• [Stated task 1]
Answer these questions from the Yahoo Groups post:
(a) How many groups does the first writer belong to?
(b) What processor does the PC called "The Beast" have?
(c) Which Windows edition and service pack run on the 2.4 GHz Pentium 4?
• [Stated task 2] Write out the part of the Yahoo Groups post that opens with the words containing "The Group users" and closes with "to this issue.".

━━━━━ Selected passage ━━━━━

The Group users have gone ballistic.
I belong to eleven groups and deleted all my Files and Photos I have
posted over the years.

Below is one link to this issue.

http://techcrunch.com/2010/09/11/yahoo-mimics-facebook-with-groups-update-users-
retaliate/


Yahoo wants more social interaction. I went there, I did this today.
Yuck. Who cares.

r
Rich - 16 Sep 2010 16:23 GMT
I copied this from one of the Yahoo Groups.
-----------------------------------------------------------------------------------------------------------------------------------

I desided to do some Yahoo group testing this afternoon.
The one interesting thing I saw was when you get near the blue
highlighted words the reply word pops up in blue and the cpu usage
goes way up.

If your machine is seeing 100% cpu usage slow yourself down and take
your hand off the mouse until the cpu returns to a normal idle value.
If your PC is overloaded more clicking and mouse movments will make it
worse and seem to be locked up.

Well I desided to try a different PC "The Beast"  There may be faster
PCs but this is the faster we have, an AMD Athlon(tm) 64X2 Dual Core
Processor 5600+ 2.90 GHz 2 gig of memory and the operating system is
on a raptor hard drive and seperate drives for data. This PC was  to
be used for graphics.
IE 7.0.5730.13 windows XP pro SP3

When switching from (conversations) to (messages by date) you guessed
it no problems, everything seems fast with the new format using IE.
maybe a peak at 50-70% on one core for a couple of seconds and then
down to  0-3%, never see 100%..

My 2.4 GHZ pentium 4 with 2 gig of memory with XP pro SP2
When switching from (conversations) to (messages by date)   C-M 30 sec
and then  M-C 10-15 sec I do peg at 100% but it is working better
today.
The one thing I didn't mention  was even when page is loaded CPU is
still pegged at 100% for a while.

I didn't put SP3 on this PC when it came out but I am thinking that is
not the problem.  The real problem is the programming that Yahoo did
related to what I call a pop up (I think my wife calls them roll
overs) and perhaps other things I can't see and the impact on the
usage of the CPU usage that they are having.

━━━━━ Supplied data ━━━━━

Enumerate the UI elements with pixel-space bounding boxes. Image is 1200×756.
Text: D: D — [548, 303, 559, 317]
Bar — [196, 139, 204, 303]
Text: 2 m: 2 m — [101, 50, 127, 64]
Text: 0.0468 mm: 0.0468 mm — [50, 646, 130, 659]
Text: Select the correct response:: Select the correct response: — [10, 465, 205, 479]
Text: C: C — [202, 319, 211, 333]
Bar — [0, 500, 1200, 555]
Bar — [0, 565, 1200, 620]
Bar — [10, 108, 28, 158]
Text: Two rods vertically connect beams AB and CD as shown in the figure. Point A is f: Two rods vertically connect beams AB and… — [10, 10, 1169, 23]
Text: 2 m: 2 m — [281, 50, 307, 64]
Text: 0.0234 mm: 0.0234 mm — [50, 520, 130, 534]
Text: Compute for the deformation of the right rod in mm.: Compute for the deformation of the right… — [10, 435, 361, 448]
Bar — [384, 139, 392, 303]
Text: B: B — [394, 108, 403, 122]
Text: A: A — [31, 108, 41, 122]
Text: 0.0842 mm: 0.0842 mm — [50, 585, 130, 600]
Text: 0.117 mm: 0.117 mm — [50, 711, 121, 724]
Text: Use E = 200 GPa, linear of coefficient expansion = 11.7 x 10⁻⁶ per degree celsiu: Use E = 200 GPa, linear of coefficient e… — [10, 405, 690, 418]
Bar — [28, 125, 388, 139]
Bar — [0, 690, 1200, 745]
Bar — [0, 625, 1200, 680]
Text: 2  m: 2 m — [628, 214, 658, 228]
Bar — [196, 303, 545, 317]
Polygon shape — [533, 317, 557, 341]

━━━━━

• [Complete output 1]
(a) Eleven.
(b) An AMD Athlon(tm) 64X2 Dual Core Processor 5600+ at 2.90 GHz.
(c) Windows XP Pro SP2.

• [Complete output 2]
The Group users have gone ballistic.
I belong to eleven groups and deleted all my Files and Photos I have
posted over the years.

Below is one link to this issue.